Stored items
================
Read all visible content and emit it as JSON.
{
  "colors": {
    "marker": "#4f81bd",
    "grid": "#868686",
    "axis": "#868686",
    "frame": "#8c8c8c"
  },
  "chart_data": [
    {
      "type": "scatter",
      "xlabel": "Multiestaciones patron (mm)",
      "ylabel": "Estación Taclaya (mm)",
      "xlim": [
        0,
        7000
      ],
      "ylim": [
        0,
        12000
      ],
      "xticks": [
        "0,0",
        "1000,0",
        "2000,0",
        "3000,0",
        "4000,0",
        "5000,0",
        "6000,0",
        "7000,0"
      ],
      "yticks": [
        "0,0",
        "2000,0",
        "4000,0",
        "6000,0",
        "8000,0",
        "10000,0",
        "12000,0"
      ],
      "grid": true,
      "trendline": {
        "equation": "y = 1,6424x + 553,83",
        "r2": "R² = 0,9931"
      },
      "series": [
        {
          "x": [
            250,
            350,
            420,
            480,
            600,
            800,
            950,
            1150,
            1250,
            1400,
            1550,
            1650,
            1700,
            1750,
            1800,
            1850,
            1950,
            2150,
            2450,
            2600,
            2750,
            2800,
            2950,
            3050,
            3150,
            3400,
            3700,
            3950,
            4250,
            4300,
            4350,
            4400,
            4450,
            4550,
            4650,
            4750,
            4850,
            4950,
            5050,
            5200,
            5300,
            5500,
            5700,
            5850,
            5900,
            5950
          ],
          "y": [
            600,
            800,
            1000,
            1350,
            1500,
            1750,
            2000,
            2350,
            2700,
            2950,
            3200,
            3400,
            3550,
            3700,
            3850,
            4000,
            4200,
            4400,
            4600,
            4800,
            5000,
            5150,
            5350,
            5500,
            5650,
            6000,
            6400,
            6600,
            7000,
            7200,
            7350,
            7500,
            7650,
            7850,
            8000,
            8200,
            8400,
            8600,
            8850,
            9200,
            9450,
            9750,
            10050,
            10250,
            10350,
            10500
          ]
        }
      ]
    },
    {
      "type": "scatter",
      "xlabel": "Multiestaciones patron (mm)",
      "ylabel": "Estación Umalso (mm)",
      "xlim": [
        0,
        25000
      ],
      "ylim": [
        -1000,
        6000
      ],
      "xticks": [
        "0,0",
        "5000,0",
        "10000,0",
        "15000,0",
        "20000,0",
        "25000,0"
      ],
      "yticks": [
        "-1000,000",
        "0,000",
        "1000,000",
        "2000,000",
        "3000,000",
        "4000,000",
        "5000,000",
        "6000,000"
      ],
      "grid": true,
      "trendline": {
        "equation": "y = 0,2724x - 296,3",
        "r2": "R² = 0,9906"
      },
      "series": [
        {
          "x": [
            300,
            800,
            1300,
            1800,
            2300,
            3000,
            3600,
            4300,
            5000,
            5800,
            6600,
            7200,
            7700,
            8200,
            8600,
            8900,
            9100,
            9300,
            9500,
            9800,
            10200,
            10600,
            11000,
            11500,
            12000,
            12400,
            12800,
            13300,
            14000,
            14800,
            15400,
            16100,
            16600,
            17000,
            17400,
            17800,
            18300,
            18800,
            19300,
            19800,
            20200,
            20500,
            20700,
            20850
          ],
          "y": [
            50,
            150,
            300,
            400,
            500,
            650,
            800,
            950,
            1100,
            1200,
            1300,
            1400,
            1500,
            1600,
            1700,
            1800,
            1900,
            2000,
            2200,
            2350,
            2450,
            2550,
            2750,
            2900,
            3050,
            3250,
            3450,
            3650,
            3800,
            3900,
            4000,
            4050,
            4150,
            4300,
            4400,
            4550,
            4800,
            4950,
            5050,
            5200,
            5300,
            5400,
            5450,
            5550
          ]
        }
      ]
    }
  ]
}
================
■ **WORK INSTRUCTIONS**: Look through the data and show every line containing "equation".

■ **EXERCISE RESULT**:
        "equation": "y = 1,6424x + 553,83",
        "equation": "y = 0,2724x - 296,3",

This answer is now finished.